## EXERCISE OBJECTIVE
Set all the material down again unchanged, without the pictures.

## RECORD EXCERPTS
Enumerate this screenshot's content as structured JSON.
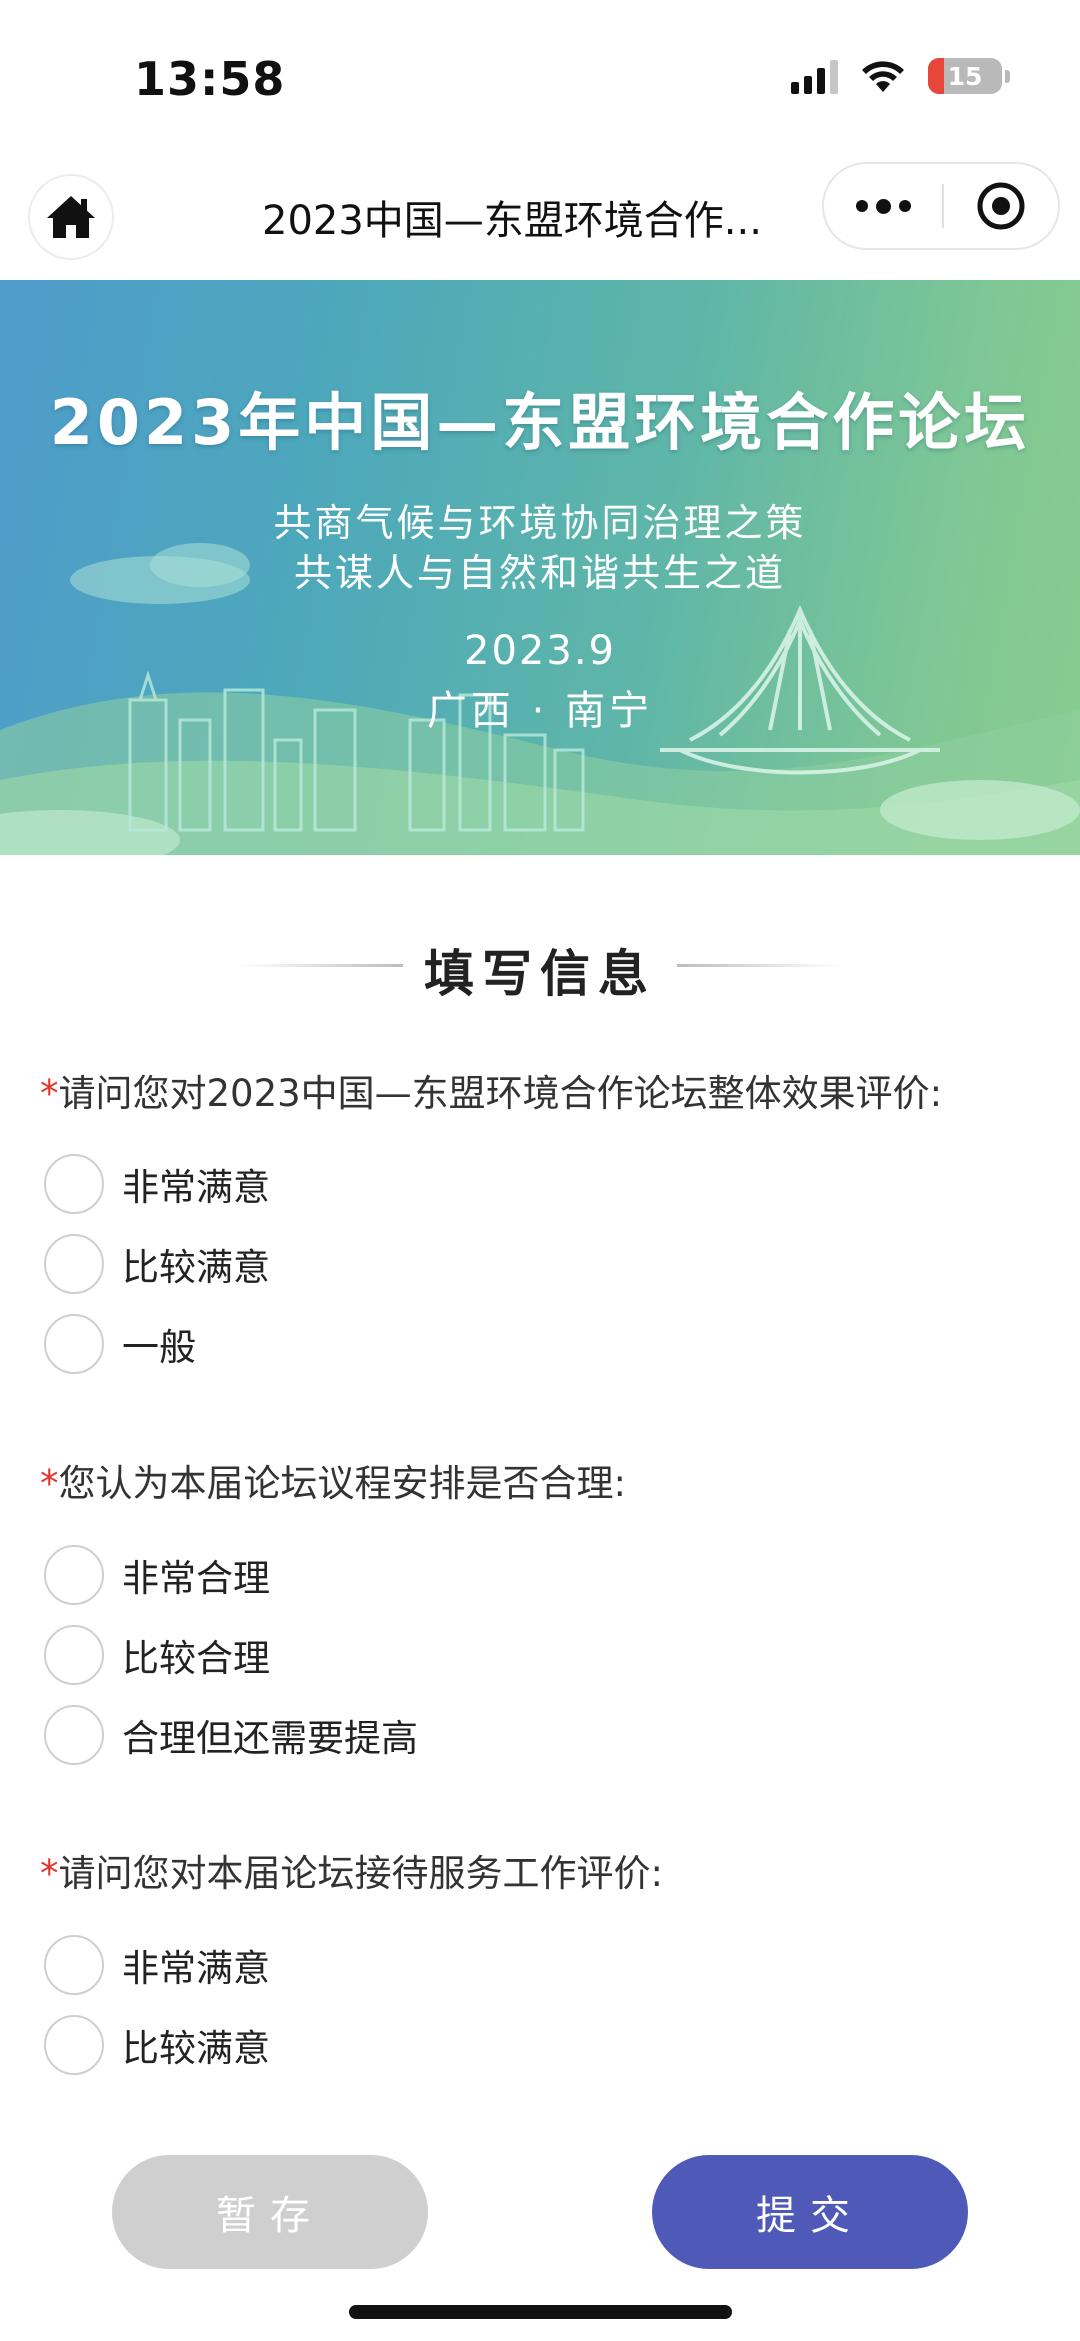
{
  "status_bar": {
    "time": "13:58",
    "battery_level": "15",
    "icons": [
      "signal-icon",
      "wifi-icon",
      "battery-charging-icon"
    ]
  },
  "nav": {
    "title": "2023中国—东盟环境合作...",
    "icons": [
      "home-icon",
      "more-icon",
      "close-mini-program-icon"
    ]
  },
  "banner": {
    "title": "2023年中国—东盟环境合作论坛",
    "subtitle_line1": "共商气候与环境协同治理之策",
    "subtitle_line2": "共谋人与自然和谐共生之道",
    "date": "2023.9",
    "place": "广西 · 南宁"
  },
  "form": {
    "heading": "填写信息",
    "required_mark": "*",
    "questions": [
      {
        "label": "请问您对2023中国—东盟环境合作论坛整体效果评价:",
        "options": [
          "非常满意",
          "比较满意",
          "一般"
        ]
      },
      {
        "label": "您认为本届论坛议程安排是否合理:",
        "options": [
          "非常合理",
          "比较合理",
          "合理但还需要提高"
        ]
      },
      {
        "label": "请问您对本届论坛接待服务工作评价:",
        "options": [
          "非常满意",
          "比较满意"
        ]
      }
    ]
  },
  "actions": {
    "save_label": "暂存",
    "submit_label": "提交"
  },
  "colors": {
    "accent": "#4f5ab8",
    "required": "#e2352b",
    "disabled_button": "#cfcfcf"
  }
}
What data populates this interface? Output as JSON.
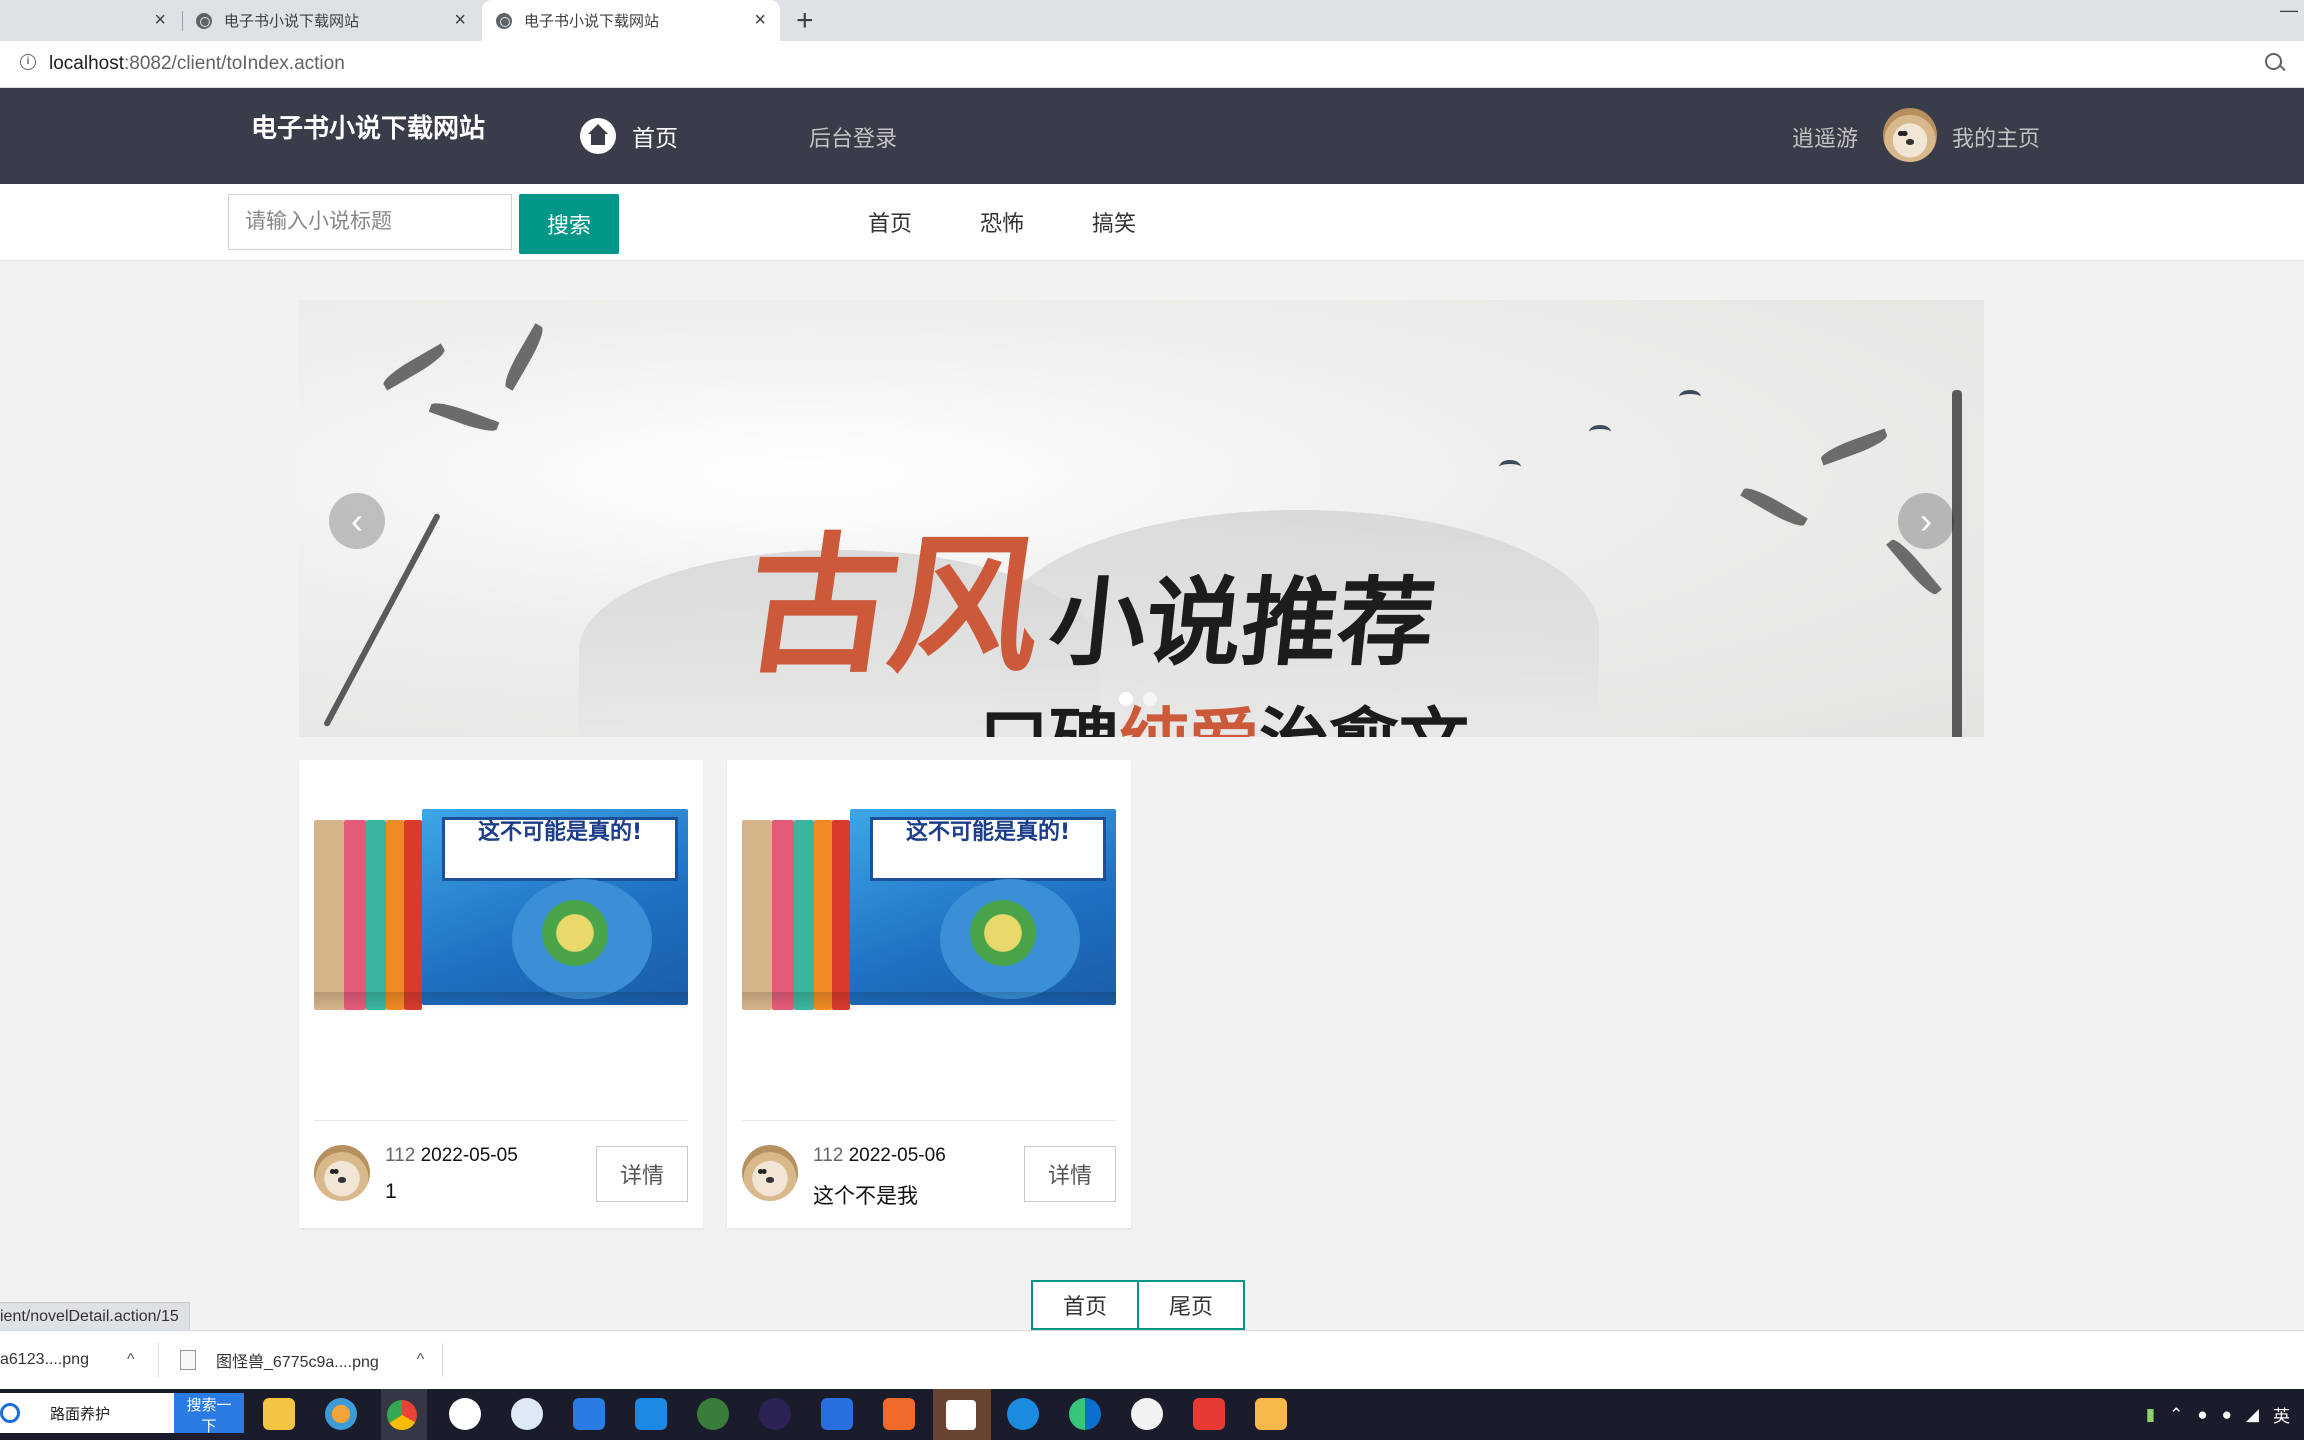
{
  "browser": {
    "tabs": [
      {
        "title": ""
      },
      {
        "title": "电子书小说下载网站"
      },
      {
        "title": "电子书小说下载网站"
      }
    ],
    "close_glyph": "×",
    "newtab_glyph": "+",
    "minimize_glyph": "—",
    "url_host": "localhost",
    "url_path": ":8082/client/toIndex.action"
  },
  "header": {
    "logo": "电子书小说下载网站",
    "home": "首页",
    "admin_login": "后台登录",
    "username": "逍遥游",
    "my_home": "我的主页"
  },
  "search": {
    "placeholder": "请输入小说标题",
    "button": "搜索"
  },
  "categories": [
    "首页",
    "恐怖",
    "搞笑"
  ],
  "carousel": {
    "main_text": "古风",
    "sub_text": "小说推荐",
    "line2_a": "口碑",
    "line2_b": "纯爱",
    "line2_c": "治愈文",
    "prev_glyph": "‹",
    "next_glyph": "›",
    "slide_count": 2,
    "active_slide": 0
  },
  "novels": [
    {
      "author": "112",
      "date": "2022-05-05",
      "title": "1",
      "detail": "详情",
      "cover_text": "这不可能是真的!"
    },
    {
      "author": "112",
      "date": "2022-05-06",
      "title": "这个不是我",
      "detail": "详情",
      "cover_text": "这不可能是真的!"
    }
  ],
  "pager": {
    "first": "首页",
    "last": "尾页"
  },
  "status_link": "ient/novelDetail.action/15",
  "downloads": [
    {
      "name": "a6123....png"
    },
    {
      "name": "图怪兽_6775c9a....png"
    }
  ],
  "downloads_chevron": "^",
  "taskbar": {
    "search_text": "路面养护",
    "search_button": "搜索一下",
    "ime": "英",
    "apps": [
      "file-explorer",
      "photos",
      "chrome",
      "baidu-netdisk",
      "settings",
      "todo",
      "notes",
      "frog-app",
      "eclipse",
      "media-player",
      "wps-slides",
      "intellij",
      "kugou",
      "edge",
      "wechat-app",
      "wps",
      "package"
    ],
    "colors": {
      "accent": "#009688",
      "header": "#393d49",
      "banner_red": "#cc5a3a"
    }
  }
}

## ANSWER TO THE PROBLEM
Enumerate this screenshot's content as structured JSON.
{
  "status_bar": {
    "time": "13:58",
    "battery_level": "15",
    "icons": [
      "signal-icon",
      "wifi-icon",
      "battery-charging-icon"
    ]
  },
  "nav": {
    "title": "2023中国—东盟环境合作...",
    "icons": [
      "home-icon",
      "more-icon",
      "close-mini-program-icon"
    ]
  },
  "banner": {
    "title": "2023年中国—东盟环境合作论坛",
    "subtitle_line1": "共商气候与环境协同治理之策",
    "subtitle_line2": "共谋人与自然和谐共生之道",
    "date": "2023.9",
    "place": "广西 · 南宁"
  },
  "form": {
    "heading": "填写信息",
    "required_mark": "*",
    "questions": [
      {
        "label": "请问您对2023中国—东盟环境合作论坛整体效果评价:",
        "options": [
          "非常满意",
          "比较满意",
          "一般"
        ]
      },
      {
        "label": "您认为本届论坛议程安排是否合理:",
        "options": [
          "非常合理",
          "比较合理",
          "合理但还需要提高"
        ]
      },
      {
        "label": "请问您对本届论坛接待服务工作评价:",
        "options": [
          "非常满意",
          "比较满意"
        ]
      }
    ]
  },
  "actions": {
    "save_label": "暂存",
    "submit_label": "提交"
  },
  "colors": {
    "accent": "#4f5ab8",
    "required": "#e2352b",
    "disabled_button": "#cfcfcf"
  }
}
What data populates this interface? Output as JSON.
{
  "browser": {
    "tabs": [
      {
        "title": ""
      },
      {
        "title": "电子书小说下载网站"
      },
      {
        "title": "电子书小说下载网站"
      }
    ],
    "close_glyph": "×",
    "newtab_glyph": "+",
    "minimize_glyph": "—",
    "url_host": "localhost",
    "url_path": ":8082/client/toIndex.action"
  },
  "header": {
    "logo": "电子书小说下载网站",
    "home": "首页",
    "admin_login": "后台登录",
    "username": "逍遥游",
    "my_home": "我的主页"
  },
  "search": {
    "placeholder": "请输入小说标题",
    "button": "搜索"
  },
  "categories": [
    "首页",
    "恐怖",
    "搞笑"
  ],
  "carousel": {
    "main_text": "古风",
    "sub_text": "小说推荐",
    "line2_a": "口碑",
    "line2_b": "纯爱",
    "line2_c": "治愈文",
    "prev_glyph": "‹",
    "next_glyph": "›",
    "slide_count": 2,
    "active_slide": 0
  },
  "novels": [
    {
      "author": "112",
      "date": "2022-05-05",
      "title": "1",
      "detail": "详情",
      "cover_text": "这不可能是真的!"
    },
    {
      "author": "112",
      "date": "2022-05-06",
      "title": "这个不是我",
      "detail": "详情",
      "cover_text": "这不可能是真的!"
    }
  ],
  "pager": {
    "first": "首页",
    "last": "尾页"
  },
  "status_link": "ient/novelDetail.action/15",
  "downloads": [
    {
      "name": "a6123....png"
    },
    {
      "name": "图怪兽_6775c9a....png"
    }
  ],
  "downloads_chevron": "^",
  "taskbar": {
    "search_text": "路面养护",
    "search_button": "搜索一下",
    "ime": "英",
    "apps": [
      "file-explorer",
      "photos",
      "chrome",
      "baidu-netdisk",
      "settings",
      "todo",
      "notes",
      "frog-app",
      "eclipse",
      "media-player",
      "wps-slides",
      "intellij",
      "kugou",
      "edge",
      "wechat-app",
      "wps",
      "package"
    ],
    "colors": {
      "accent": "#009688",
      "header": "#393d49",
      "banner_red": "#cc5a3a"
    }
  }
}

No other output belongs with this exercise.